● **INSTRUCTIONS TO FOLLOW**: Write out each line that follows exactly as it stands, without the pictures.

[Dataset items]
--- BEGIN ---
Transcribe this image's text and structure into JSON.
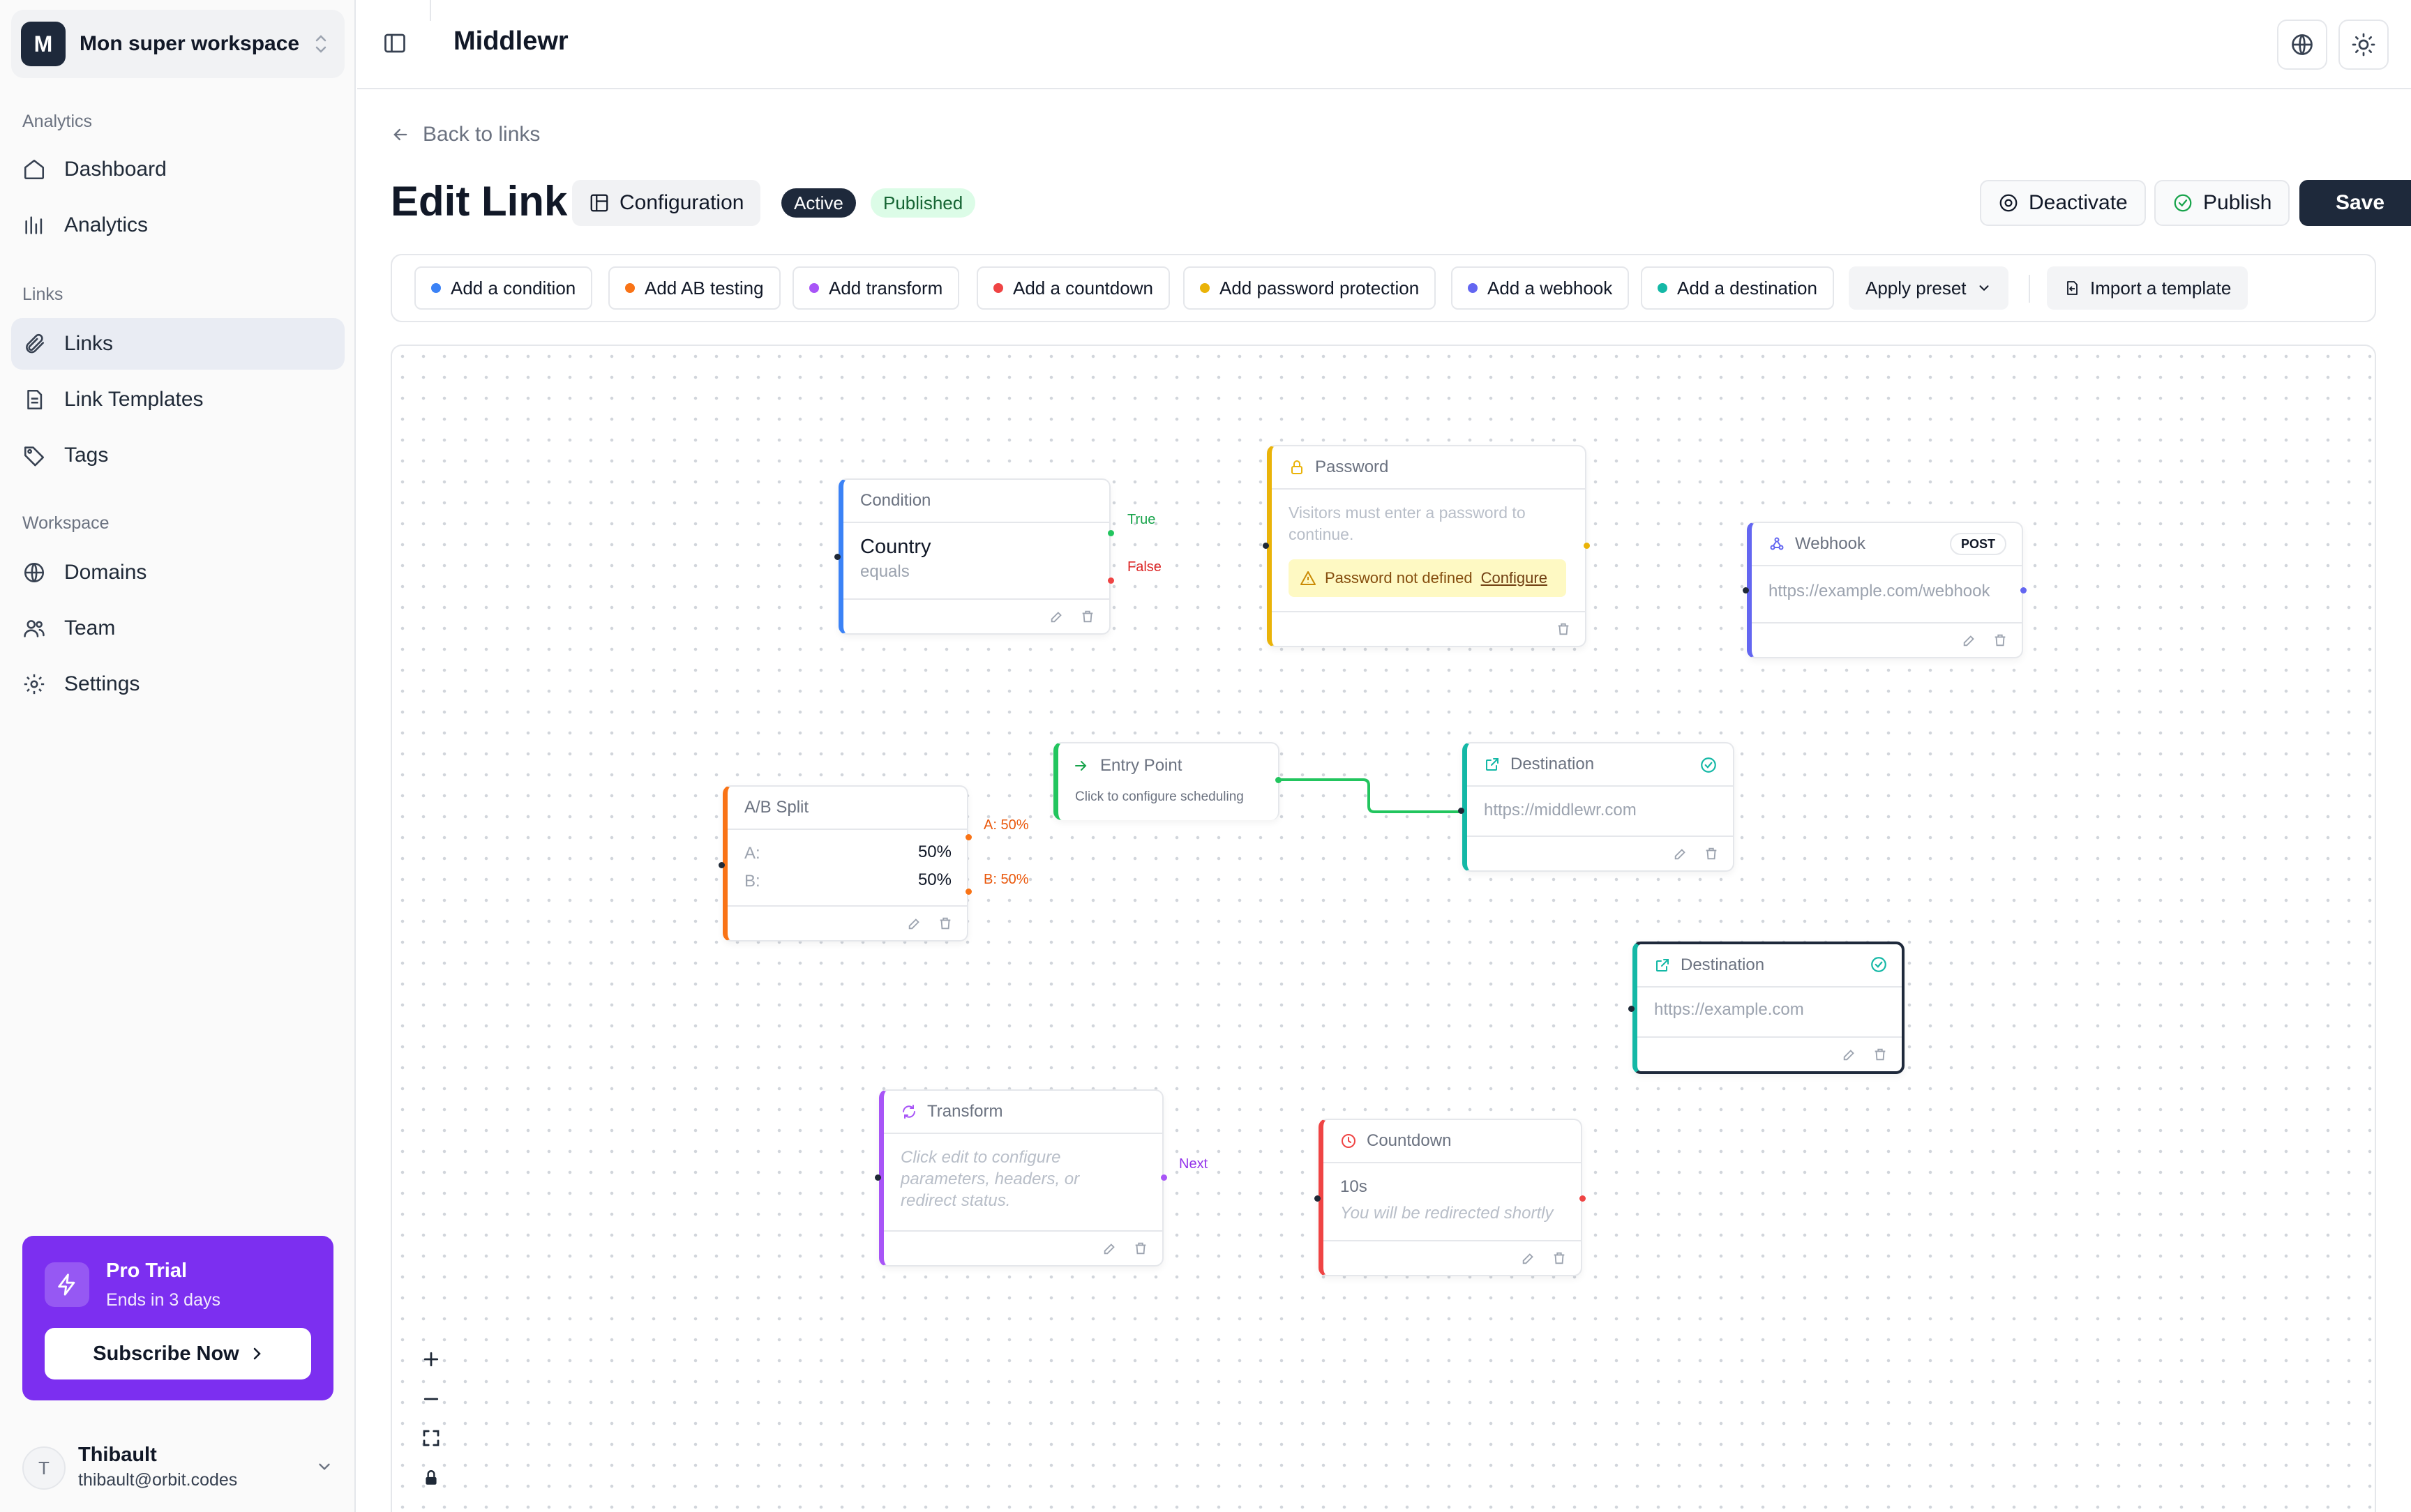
{
  "workspace": {
    "initial": "M",
    "name": "Mon super workspace"
  },
  "sidebar": {
    "sections": {
      "analytics": "Analytics",
      "links": "Links",
      "workspace": "Workspace"
    },
    "items": {
      "dashboard": "Dashboard",
      "analytics": "Analytics",
      "links": "Links",
      "link_templates": "Link Templates",
      "tags": "Tags",
      "domains": "Domains",
      "team": "Team",
      "settings": "Settings"
    },
    "active_item": "Links",
    "trial": {
      "title": "Pro Trial",
      "subtitle": "Ends in 3 days",
      "button": "Subscribe Now"
    },
    "user": {
      "initial": "T",
      "name": "Thibault",
      "email": "thibault@orbit.codes"
    }
  },
  "topbar": {
    "title": "Middlewr"
  },
  "header": {
    "back": "Back to links",
    "title": "Edit Link",
    "configuration": "Configuration",
    "badge_active": "Active",
    "badge_published": "Published",
    "deactivate": "Deactivate",
    "publish": "Publish",
    "save": "Save"
  },
  "toolbar": {
    "add_condition": "Add a condition",
    "add_ab": "Add AB testing",
    "add_transform": "Add transform",
    "add_countdown": "Add a countdown",
    "add_password": "Add password protection",
    "add_webhook": "Add a webhook",
    "add_destination": "Add a destination",
    "apply_preset": "Apply preset",
    "import_template": "Import a template"
  },
  "colors": {
    "condition": "#3b82f6",
    "ab": "#f97316",
    "transform": "#a855f7",
    "countdown": "#ef4444",
    "password": "#eab308",
    "webhook": "#6366f1",
    "destination": "#14b8a6",
    "entry": "#22c55e",
    "trial": "#7c2ff0"
  },
  "nodes": {
    "condition": {
      "header": "Condition",
      "field": "Country",
      "operator": "equals",
      "true_label": "True",
      "false_label": "False"
    },
    "password": {
      "header": "Password",
      "description": "Visitors must enter a password to continue.",
      "warning": "Password not defined",
      "configure": "Configure"
    },
    "webhook": {
      "header": "Webhook",
      "method": "POST",
      "url": "https://example.com/webhook"
    },
    "ab": {
      "header": "A/B Split",
      "a_label": "A:",
      "a_value": "50%",
      "b_label": "B:",
      "b_value": "50%",
      "out_a": "A: 50%",
      "out_b": "B: 50%"
    },
    "entry": {
      "header": "Entry Point",
      "subtitle": "Click to configure scheduling"
    },
    "destination1": {
      "header": "Destination",
      "url": "https://middlewr.com"
    },
    "destination2": {
      "header": "Destination",
      "url": "https://example.com"
    },
    "transform": {
      "header": "Transform",
      "description": "Click edit to configure parameters, headers, or redirect status.",
      "next_label": "Next"
    },
    "countdown": {
      "header": "Countdown",
      "seconds": "10s",
      "message": "You will be redirected shortly"
    }
  }
}
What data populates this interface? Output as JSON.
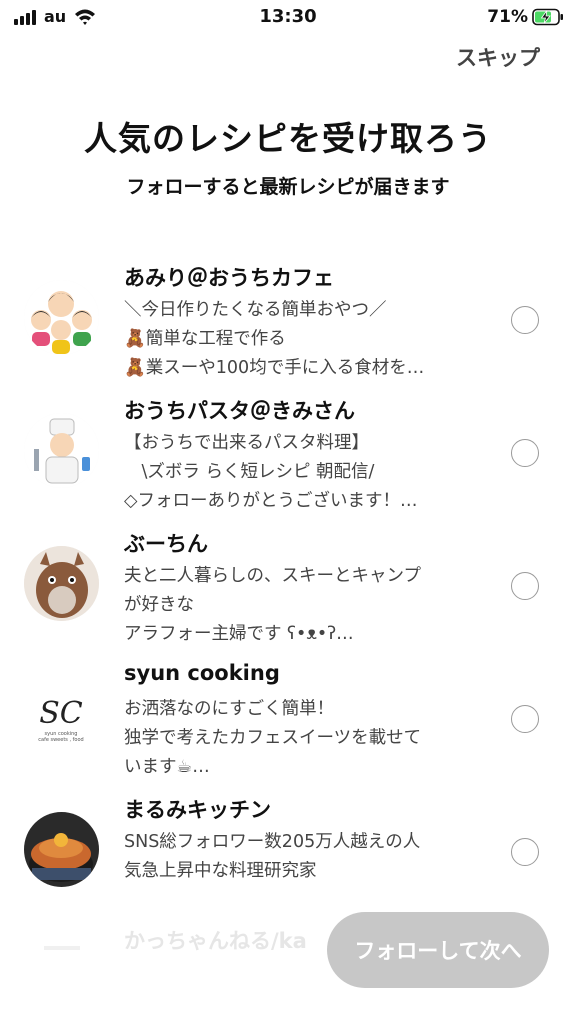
--- END ---
● **RESPONSE TO THE EXERCISE**:
Transcribe this image's text and structure into JSON.
{
  "workspace": {
    "initial": "M",
    "name": "Mon super workspace"
  },
  "sidebar": {
    "sections": {
      "analytics": "Analytics",
      "links": "Links",
      "workspace": "Workspace"
    },
    "items": {
      "dashboard": "Dashboard",
      "analytics": "Analytics",
      "links": "Links",
      "link_templates": "Link Templates",
      "tags": "Tags",
      "domains": "Domains",
      "team": "Team",
      "settings": "Settings"
    },
    "active_item": "Links",
    "trial": {
      "title": "Pro Trial",
      "subtitle": "Ends in 3 days",
      "button": "Subscribe Now"
    },
    "user": {
      "initial": "T",
      "name": "Thibault",
      "email": "thibault@orbit.codes"
    }
  },
  "topbar": {
    "title": "Middlewr"
  },
  "header": {
    "back": "Back to links",
    "title": "Edit Link",
    "configuration": "Configuration",
    "badge_active": "Active",
    "badge_published": "Published",
    "deactivate": "Deactivate",
    "publish": "Publish",
    "save": "Save"
  },
  "toolbar": {
    "add_condition": "Add a condition",
    "add_ab": "Add AB testing",
    "add_transform": "Add transform",
    "add_countdown": "Add a countdown",
    "add_password": "Add password protection",
    "add_webhook": "Add a webhook",
    "add_destination": "Add a destination",
    "apply_preset": "Apply preset",
    "import_template": "Import a template"
  },
  "colors": {
    "condition": "#3b82f6",
    "ab": "#f97316",
    "transform": "#a855f7",
    "countdown": "#ef4444",
    "password": "#eab308",
    "webhook": "#6366f1",
    "destination": "#14b8a6",
    "entry": "#22c55e",
    "trial": "#7c2ff0"
  },
  "nodes": {
    "condition": {
      "header": "Condition",
      "field": "Country",
      "operator": "equals",
      "true_label": "True",
      "false_label": "False"
    },
    "password": {
      "header": "Password",
      "description": "Visitors must enter a password to continue.",
      "warning": "Password not defined",
      "configure": "Configure"
    },
    "webhook": {
      "header": "Webhook",
      "method": "POST",
      "url": "https://example.com/webhook"
    },
    "ab": {
      "header": "A/B Split",
      "a_label": "A:",
      "a_value": "50%",
      "b_label": "B:",
      "b_value": "50%",
      "out_a": "A: 50%",
      "out_b": "B: 50%"
    },
    "entry": {
      "header": "Entry Point",
      "subtitle": "Click to configure scheduling"
    },
    "destination1": {
      "header": "Destination",
      "url": "https://middlewr.com"
    },
    "destination2": {
      "header": "Destination",
      "url": "https://example.com"
    },
    "transform": {
      "header": "Transform",
      "description": "Click edit to configure parameters, headers, or redirect status.",
      "next_label": "Next"
    },
    "countdown": {
      "header": "Countdown",
      "seconds": "10s",
      "message": "You will be redirected shortly"
    }
  }
}
What data populates this interface? Output as JSON.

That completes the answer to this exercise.